━━━ INFORMATION SHOWN

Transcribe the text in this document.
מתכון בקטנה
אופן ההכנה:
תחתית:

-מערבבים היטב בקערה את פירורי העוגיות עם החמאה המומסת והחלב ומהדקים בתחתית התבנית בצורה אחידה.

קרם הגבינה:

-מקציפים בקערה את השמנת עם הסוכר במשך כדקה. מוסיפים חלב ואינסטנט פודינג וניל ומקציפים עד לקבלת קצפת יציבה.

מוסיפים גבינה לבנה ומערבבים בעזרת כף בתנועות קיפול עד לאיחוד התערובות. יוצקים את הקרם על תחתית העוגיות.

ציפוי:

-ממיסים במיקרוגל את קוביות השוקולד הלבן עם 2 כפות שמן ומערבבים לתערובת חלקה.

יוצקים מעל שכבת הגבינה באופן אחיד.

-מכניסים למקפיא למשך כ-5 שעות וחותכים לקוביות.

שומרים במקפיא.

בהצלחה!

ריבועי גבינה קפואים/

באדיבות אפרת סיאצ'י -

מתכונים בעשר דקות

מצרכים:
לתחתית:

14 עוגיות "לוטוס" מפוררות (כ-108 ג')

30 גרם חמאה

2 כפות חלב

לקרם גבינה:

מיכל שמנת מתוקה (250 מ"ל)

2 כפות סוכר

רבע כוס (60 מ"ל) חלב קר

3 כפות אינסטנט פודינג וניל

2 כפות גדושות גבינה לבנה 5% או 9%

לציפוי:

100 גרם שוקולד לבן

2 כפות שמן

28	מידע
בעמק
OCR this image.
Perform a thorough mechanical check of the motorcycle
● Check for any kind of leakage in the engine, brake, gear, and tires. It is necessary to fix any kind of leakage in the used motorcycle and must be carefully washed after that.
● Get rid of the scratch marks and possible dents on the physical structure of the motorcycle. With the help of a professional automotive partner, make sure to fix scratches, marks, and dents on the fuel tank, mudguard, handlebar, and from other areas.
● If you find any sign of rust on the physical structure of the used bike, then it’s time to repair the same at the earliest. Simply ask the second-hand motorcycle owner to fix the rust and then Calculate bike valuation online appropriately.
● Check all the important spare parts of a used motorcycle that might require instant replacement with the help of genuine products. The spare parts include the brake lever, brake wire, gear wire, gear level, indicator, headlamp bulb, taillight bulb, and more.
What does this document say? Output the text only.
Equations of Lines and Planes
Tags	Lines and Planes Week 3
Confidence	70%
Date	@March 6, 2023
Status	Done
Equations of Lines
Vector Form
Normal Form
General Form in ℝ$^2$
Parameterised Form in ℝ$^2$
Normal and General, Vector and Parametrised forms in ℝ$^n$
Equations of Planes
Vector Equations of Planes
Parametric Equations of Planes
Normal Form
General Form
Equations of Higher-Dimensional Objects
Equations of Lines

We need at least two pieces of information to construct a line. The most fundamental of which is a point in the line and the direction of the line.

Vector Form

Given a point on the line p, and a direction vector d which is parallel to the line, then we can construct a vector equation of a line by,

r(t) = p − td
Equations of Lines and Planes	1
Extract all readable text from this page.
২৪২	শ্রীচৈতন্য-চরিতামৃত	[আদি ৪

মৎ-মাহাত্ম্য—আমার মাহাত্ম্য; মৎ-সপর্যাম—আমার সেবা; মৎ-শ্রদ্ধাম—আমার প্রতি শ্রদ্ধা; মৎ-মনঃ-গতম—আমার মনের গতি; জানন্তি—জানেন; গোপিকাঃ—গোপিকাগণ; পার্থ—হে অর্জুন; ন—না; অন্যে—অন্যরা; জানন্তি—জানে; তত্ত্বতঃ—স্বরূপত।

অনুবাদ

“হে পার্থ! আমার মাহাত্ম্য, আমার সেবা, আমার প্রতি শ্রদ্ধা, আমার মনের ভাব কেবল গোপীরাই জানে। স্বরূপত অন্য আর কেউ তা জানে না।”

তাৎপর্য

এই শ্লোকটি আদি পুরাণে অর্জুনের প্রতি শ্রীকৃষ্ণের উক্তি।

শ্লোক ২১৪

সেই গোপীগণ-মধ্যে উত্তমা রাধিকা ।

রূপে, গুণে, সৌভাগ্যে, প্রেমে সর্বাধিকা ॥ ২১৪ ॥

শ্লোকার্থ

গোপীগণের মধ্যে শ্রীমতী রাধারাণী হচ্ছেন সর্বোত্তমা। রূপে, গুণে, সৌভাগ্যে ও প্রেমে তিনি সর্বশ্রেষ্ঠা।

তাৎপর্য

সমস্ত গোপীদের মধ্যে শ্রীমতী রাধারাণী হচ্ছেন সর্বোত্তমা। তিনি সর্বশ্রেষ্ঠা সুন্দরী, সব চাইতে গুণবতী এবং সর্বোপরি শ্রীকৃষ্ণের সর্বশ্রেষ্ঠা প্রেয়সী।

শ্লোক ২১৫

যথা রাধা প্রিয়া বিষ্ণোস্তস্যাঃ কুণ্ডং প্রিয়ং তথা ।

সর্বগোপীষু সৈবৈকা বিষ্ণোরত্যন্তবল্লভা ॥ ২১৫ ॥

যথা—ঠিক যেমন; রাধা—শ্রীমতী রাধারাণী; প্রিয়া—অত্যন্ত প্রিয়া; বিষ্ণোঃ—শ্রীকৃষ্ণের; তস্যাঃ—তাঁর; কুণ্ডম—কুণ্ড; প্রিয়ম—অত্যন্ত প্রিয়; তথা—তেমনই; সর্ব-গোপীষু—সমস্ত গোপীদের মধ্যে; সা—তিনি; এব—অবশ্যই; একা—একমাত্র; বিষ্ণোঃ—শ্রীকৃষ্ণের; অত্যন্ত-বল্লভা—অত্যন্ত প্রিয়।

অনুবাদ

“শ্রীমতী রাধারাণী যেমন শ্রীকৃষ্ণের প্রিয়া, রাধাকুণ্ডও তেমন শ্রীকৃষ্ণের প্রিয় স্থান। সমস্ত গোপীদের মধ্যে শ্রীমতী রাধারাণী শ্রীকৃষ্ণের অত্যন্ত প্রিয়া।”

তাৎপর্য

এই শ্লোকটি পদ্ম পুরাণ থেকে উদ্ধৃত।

━━━━━━

INSTRUCTIONS TO FOLLOW> Pull out each record as written and restate it exactly.

COMPLETED EXERCISE>
Transcribe the text in this document.
מתכון בקטנה
אופן ההכנה:
תחתית:

-מערבבים היטב בקערה את פירורי העוגיות עם החמאה המומסת והחלב ומהדקים בתחתית התבנית בצורה אחידה.

קרם הגבינה:

-מקציפים בקערה את השמנת עם הסוכר במשך כדקה. מוסיפים חלב ואינסטנט פודינג וניל ומקציפים עד לקבלת קצפת יציבה.

מוסיפים גבינה לבנה ומערבבים בעזרת כף בתנועות קיפול עד לאיחוד התערובות. יוצקים את הקרם על תחתית העוגיות.

ציפוי:

-ממיסים במיקרוגל את קוביות השוקולד הלבן עם 2 כפות שמן ומערבבים לתערובת חלקה.

יוצקים מעל שכבת הגבינה באופן אחיד.

-מכניסים למקפיא למשך כ-5 שעות וחותכים לקוביות.

שומרים במקפיא.

בהצלחה!

ריבועי גבינה קפואים/

באדיבות אפרת סיאצ'י -

מתכונים בעשר דקות

מצרכים:
לתחתית:

14 עוגיות "לוטוס" מפוררות (כ-108 ג')

30 גרם חמאה

2 כפות חלב

לקרם גבינה:

מיכל שמנת מתוקה (250 מ"ל)

2 כפות סוכר

רבע כוס (60 מ"ל) חלב קר

3 כפות אינסטנט פודינג וניל

2 כפות גדושות גבינה לבנה 5% או 9%

לציפוי:

100 גרם שוקולד לבן

2 כפות שמן

28	מידע
בעמק
OCR this image.
Perform a thorough mechanical check of the motorcycle
● Check for any kind of leakage in the engine, brake, gear, and tires. It is necessary to fix any kind of leakage in the used motorcycle and must be carefully washed after that.
● Get rid of the scratch marks and possible dents on the physical structure of the motorcycle. With the help of a professional automotive partner, make sure to fix scratches, marks, and dents on the fuel tank, mudguard, handlebar, and from other areas.
● If you find any sign of rust on the physical structure of the used bike, then it’s time to repair the same at the earliest. Simply ask the second-hand motorcycle owner to fix the rust and then Calculate bike valuation online appropriately.
● Check all the important spare parts of a used motorcycle that might require instant replacement with the help of genuine products. The spare parts include the brake lever, brake wire, gear wire, gear level, indicator, headlamp bulb, taillight bulb, and more.
What does this document say? Output the text only.
Equations of Lines and Planes
Tags	Lines and Planes Week 3
Confidence	70%
Date	@March 6, 2023
Status	Done
Equations of Lines
Vector Form
Normal Form
General Form in ℝ$^2$
Parameterised Form in ℝ$^2$
Normal and General, Vector and Parametrised forms in ℝ$^n$
Equations of Planes
Vector Equations of Planes
Parametric Equations of Planes
Normal Form
General Form
Equations of Higher-Dimensional Objects
Equations of Lines

We need at least two pieces of information to construct a line. The most fundamental of which is a point in the line and the direction of the line.

Vector Form

Given a point on the line p, and a direction vector d which is parallel to the line, then we can construct a vector equation of a line by,

r(t) = p − td
Equations of Lines and Planes	1
Extract all readable text from this page.
২৪২	শ্রীচৈতন্য-চরিতামৃত	[আদি ৪

মৎ-মাহাত্ম্য—আমার মাহাত্ম্য; মৎ-সপর্যাম—আমার সেবা; মৎ-শ্রদ্ধাম—আমার প্রতি শ্রদ্ধা; মৎ-মনঃ-গতম—আমার মনের গতি; জানন্তি—জানেন; গোপিকাঃ—গোপিকাগণ; পার্থ—হে অর্জুন; ন—না; অন্যে—অন্যরা; জানন্তি—জানে; তত্ত্বতঃ—স্বরূপত।

অনুবাদ

“হে পার্থ! আমার মাহাত্ম্য, আমার সেবা, আমার প্রতি শ্রদ্ধা, আমার মনের ভাব কেবল গোপীরাই জানে। স্বরূপত অন্য আর কেউ তা জানে না।”

তাৎপর্য

এই শ্লোকটি আদি পুরাণে অর্জুনের প্রতি শ্রীকৃষ্ণের উক্তি।

শ্লোক ২১৪

সেই গোপীগণ-মধ্যে উত্তমা রাধিকা ।

রূপে, গুণে, সৌভাগ্যে, প্রেমে সর্বাধিকা ॥ ২১৪ ॥

শ্লোকার্থ

গোপীগণের মধ্যে শ্রীমতী রাধারাণী হচ্ছেন সর্বোত্তমা। রূপে, গুণে, সৌভাগ্যে ও প্রেমে তিনি সর্বশ্রেষ্ঠা।

তাৎপর্য

সমস্ত গোপীদের মধ্যে শ্রীমতী রাধারাণী হচ্ছেন সর্বোত্তমা। তিনি সর্বশ্রেষ্ঠা সুন্দরী, সব চাইতে গুণবতী এবং সর্বোপরি শ্রীকৃষ্ণের সর্বশ্রেষ্ঠা প্রেয়সী।

শ্লোক ২১৫

যথা রাধা প্রিয়া বিষ্ণোস্তস্যাঃ কুণ্ডং প্রিয়ং তথা ।

সর্বগোপীষু সৈবৈকা বিষ্ণোরত্যন্তবল্লভা ॥ ২১৫ ॥

যথা—ঠিক যেমন; রাধা—শ্রীমতী রাধারাণী; প্রিয়া—অত্যন্ত প্রিয়া; বিষ্ণোঃ—শ্রীকৃষ্ণের; তস্যাঃ—তাঁর; কুণ্ডম—কুণ্ড; প্রিয়ম—অত্যন্ত প্রিয়; তথা—তেমনই; সর্ব-গোপীষু—সমস্ত গোপীদের মধ্যে; সা—তিনি; এব—অবশ্যই; একা—একমাত্র; বিষ্ণোঃ—শ্রীকৃষ্ণের; অত্যন্ত-বল্লভা—অত্যন্ত প্রিয়।

অনুবাদ

“শ্রীমতী রাধারাণী যেমন শ্রীকৃষ্ণের প্রিয়া, রাধাকুণ্ডও তেমন শ্রীকৃষ্ণের প্রিয় স্থান। সমস্ত গোপীদের মধ্যে শ্রীমতী রাধারাণী শ্রীকৃষ্ণের অত্যন্ত প্রিয়া।”

তাৎপর্য

এই শ্লোকটি পদ্ম পুরাণ থেকে উদ্ধৃত।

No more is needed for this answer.